Output every entry exactly as given.
— start Material to process —
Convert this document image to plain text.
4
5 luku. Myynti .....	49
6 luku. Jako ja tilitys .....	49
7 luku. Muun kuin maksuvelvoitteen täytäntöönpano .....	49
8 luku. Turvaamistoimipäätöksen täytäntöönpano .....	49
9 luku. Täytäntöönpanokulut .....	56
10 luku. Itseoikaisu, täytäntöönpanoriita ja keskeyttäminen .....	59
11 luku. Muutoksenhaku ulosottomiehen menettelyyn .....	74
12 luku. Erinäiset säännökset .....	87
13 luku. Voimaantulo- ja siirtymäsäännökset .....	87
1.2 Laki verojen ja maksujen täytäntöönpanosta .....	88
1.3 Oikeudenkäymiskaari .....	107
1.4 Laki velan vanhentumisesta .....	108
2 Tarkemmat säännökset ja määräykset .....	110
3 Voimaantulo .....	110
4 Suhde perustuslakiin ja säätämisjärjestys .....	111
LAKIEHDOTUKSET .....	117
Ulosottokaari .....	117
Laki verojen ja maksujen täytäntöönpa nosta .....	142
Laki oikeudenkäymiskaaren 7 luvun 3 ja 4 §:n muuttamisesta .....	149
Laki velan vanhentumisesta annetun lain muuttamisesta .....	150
— end Material to process —
### Task result
Convert this document image to plain text.
4
5 luku. Myynti .....	49
6 luku. Jako ja tilitys .....	49
7 luku. Muun kuin maksuvelvoitteen täytäntöönpano .....	49
8 luku. Turvaamistoimipäätöksen täytäntöönpano .....	49
9 luku. Täytäntöönpanokulut .....	56
10 luku. Itseoikaisu, täytäntöönpanoriita ja keskeyttäminen .....	59
11 luku. Muutoksenhaku ulosottomiehen menettelyyn .....	74
12 luku. Erinäiset säännökset .....	87
13 luku. Voimaantulo- ja siirtymäsäännökset .....	87
1.2 Laki verojen ja maksujen täytäntöönpanosta .....	88
1.3 Oikeudenkäymiskaari .....	107
1.4 Laki velan vanhentumisesta .....	108
2 Tarkemmat säännökset ja määräykset .....	110
3 Voimaantulo .....	110
4 Suhde perustuslakiin ja säätämisjärjestys .....	111
LAKIEHDOTUKSET .....	117
Ulosottokaari .....	117
Laki verojen ja maksujen täytäntöönpa nosta .....	142
Laki oikeudenkäymiskaaren 7 luvun 3 ja 4 §:n muuttamisesta .....	149
Laki velan vanhentumisesta annetun lain muuttamisesta .....	150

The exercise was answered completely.